→ Records for this task:

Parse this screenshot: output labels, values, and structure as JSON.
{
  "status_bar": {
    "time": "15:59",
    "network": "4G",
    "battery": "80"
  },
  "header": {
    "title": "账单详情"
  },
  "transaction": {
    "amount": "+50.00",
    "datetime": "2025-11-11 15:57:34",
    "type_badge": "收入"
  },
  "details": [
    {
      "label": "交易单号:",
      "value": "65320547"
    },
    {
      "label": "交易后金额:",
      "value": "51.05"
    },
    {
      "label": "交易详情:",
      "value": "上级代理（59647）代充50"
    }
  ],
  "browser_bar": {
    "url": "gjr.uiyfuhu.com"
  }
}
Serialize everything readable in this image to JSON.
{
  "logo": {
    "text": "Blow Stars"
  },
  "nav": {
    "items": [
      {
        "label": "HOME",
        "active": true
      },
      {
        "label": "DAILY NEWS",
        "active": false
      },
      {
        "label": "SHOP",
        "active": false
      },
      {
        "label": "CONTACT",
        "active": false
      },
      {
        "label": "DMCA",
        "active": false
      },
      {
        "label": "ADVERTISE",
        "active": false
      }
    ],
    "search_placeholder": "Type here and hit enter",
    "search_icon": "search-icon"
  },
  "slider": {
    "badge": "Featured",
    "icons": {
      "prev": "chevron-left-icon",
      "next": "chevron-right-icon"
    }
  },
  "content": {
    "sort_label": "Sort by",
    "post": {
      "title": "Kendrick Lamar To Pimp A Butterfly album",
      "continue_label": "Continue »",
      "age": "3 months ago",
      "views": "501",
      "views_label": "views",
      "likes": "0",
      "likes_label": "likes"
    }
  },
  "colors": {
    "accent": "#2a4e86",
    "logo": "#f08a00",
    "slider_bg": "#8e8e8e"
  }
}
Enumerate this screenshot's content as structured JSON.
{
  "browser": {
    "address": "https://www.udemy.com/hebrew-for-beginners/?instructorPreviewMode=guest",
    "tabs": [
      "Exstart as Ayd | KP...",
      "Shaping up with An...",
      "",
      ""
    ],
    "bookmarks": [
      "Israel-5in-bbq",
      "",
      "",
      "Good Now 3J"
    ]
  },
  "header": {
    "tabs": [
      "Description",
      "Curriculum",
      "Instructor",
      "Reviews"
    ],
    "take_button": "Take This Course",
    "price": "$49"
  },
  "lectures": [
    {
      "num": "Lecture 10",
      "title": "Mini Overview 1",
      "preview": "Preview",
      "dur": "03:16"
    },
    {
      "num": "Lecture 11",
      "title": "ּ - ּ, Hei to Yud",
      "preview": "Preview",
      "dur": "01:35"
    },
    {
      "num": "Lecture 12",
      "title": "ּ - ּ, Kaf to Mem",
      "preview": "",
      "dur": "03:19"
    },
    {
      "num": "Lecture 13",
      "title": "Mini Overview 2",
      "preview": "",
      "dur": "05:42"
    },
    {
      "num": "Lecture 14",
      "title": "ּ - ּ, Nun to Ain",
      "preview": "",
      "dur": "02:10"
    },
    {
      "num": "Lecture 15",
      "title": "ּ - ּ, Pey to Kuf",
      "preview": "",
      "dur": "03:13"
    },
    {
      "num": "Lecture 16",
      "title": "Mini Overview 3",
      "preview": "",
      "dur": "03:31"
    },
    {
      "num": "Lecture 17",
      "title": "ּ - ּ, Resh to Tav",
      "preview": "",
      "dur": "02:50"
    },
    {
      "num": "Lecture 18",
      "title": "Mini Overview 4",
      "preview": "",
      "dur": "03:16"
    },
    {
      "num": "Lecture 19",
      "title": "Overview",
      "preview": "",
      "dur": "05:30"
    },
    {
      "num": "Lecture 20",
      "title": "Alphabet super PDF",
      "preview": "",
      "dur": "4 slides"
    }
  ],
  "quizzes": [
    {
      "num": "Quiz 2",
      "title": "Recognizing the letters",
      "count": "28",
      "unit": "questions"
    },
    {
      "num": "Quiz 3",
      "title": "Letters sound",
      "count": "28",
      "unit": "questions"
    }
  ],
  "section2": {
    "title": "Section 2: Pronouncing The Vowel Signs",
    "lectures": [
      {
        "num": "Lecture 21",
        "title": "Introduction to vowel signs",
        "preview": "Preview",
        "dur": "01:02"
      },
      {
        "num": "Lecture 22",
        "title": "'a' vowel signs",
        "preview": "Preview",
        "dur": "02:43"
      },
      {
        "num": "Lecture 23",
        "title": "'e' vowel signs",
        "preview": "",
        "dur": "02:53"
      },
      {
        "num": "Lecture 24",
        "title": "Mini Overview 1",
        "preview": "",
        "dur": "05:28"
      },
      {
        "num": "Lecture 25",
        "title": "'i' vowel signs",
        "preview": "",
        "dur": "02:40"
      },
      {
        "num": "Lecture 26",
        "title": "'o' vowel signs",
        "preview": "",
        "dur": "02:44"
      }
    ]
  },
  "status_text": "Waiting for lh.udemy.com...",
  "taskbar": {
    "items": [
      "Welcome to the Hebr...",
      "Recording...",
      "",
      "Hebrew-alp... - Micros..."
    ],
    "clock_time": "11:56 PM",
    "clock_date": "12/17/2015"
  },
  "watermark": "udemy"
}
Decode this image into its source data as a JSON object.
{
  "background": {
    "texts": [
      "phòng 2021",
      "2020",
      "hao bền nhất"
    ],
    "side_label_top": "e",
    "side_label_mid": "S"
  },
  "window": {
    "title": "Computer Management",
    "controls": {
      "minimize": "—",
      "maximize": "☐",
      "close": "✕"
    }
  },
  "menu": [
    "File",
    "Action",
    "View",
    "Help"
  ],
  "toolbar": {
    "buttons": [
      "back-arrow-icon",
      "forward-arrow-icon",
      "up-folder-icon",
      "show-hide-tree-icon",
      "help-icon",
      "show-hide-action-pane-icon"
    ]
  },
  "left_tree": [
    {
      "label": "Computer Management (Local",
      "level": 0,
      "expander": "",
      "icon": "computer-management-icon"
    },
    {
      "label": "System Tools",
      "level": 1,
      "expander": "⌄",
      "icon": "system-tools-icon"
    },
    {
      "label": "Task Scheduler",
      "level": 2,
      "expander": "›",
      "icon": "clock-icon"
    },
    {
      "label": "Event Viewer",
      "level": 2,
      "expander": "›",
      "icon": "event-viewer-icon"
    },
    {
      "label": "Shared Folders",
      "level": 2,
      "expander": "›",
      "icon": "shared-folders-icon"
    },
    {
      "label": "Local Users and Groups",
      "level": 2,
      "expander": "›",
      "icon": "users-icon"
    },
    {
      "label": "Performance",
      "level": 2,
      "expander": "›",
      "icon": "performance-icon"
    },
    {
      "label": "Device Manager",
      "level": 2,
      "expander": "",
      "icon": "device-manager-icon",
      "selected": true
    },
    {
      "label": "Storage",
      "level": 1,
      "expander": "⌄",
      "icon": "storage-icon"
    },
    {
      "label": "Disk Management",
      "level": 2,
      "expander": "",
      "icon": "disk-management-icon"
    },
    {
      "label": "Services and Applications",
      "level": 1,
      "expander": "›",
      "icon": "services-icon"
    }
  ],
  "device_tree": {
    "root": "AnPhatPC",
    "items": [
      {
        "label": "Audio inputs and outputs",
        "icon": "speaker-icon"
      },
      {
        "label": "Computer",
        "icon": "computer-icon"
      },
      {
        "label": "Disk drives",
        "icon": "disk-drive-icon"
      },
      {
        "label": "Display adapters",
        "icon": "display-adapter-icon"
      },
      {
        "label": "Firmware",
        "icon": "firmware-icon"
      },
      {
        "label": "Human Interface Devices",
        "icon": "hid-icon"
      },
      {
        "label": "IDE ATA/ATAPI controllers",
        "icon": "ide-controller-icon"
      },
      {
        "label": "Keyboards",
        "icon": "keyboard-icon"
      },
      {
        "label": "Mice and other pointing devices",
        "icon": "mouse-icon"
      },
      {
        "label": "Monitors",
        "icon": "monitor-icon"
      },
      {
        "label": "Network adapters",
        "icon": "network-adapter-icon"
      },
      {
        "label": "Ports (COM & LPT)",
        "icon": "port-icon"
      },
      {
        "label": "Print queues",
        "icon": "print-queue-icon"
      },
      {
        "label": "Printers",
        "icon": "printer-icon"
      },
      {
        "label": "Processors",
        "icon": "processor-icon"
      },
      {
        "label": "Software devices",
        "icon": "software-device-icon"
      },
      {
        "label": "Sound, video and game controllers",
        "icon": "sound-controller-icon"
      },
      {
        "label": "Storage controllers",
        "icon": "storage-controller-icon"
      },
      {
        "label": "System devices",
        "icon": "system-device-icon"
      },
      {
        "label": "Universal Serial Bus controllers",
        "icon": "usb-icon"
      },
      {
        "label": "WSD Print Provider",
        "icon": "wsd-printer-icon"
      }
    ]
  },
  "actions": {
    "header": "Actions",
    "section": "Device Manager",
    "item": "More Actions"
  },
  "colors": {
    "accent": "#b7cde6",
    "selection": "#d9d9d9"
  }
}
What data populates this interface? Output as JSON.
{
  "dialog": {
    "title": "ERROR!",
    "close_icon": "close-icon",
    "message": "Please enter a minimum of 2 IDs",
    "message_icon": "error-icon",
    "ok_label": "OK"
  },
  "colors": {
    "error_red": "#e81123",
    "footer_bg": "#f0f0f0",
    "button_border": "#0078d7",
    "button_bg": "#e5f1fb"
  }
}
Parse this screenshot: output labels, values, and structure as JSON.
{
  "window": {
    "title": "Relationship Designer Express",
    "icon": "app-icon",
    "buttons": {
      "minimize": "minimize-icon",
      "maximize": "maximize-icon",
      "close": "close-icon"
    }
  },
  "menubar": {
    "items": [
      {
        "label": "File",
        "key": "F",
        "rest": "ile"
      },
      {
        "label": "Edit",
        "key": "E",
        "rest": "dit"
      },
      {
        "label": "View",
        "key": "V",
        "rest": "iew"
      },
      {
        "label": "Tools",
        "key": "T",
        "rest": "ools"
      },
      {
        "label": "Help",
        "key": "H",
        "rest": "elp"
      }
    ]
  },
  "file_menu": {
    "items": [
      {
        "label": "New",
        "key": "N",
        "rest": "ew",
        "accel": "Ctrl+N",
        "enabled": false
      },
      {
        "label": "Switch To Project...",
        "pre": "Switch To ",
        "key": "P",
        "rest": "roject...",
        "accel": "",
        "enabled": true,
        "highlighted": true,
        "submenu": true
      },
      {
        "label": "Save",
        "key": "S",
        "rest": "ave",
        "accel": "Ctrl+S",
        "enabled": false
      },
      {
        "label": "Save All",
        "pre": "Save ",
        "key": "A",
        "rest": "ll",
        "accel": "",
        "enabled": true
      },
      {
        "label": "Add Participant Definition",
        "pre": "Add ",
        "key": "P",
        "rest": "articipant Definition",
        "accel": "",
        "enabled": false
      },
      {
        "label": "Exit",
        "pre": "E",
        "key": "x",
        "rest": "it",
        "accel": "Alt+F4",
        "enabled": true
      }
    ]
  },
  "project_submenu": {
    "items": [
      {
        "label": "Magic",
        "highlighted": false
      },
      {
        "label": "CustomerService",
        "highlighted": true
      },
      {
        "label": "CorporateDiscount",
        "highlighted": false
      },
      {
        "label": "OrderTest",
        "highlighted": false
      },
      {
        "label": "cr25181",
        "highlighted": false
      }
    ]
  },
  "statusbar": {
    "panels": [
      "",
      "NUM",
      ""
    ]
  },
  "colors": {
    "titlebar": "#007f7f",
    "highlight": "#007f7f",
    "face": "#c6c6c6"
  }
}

→ Job:
Find how many lines of the entries contain "content". Respond with the number only.

→ Right answer:
2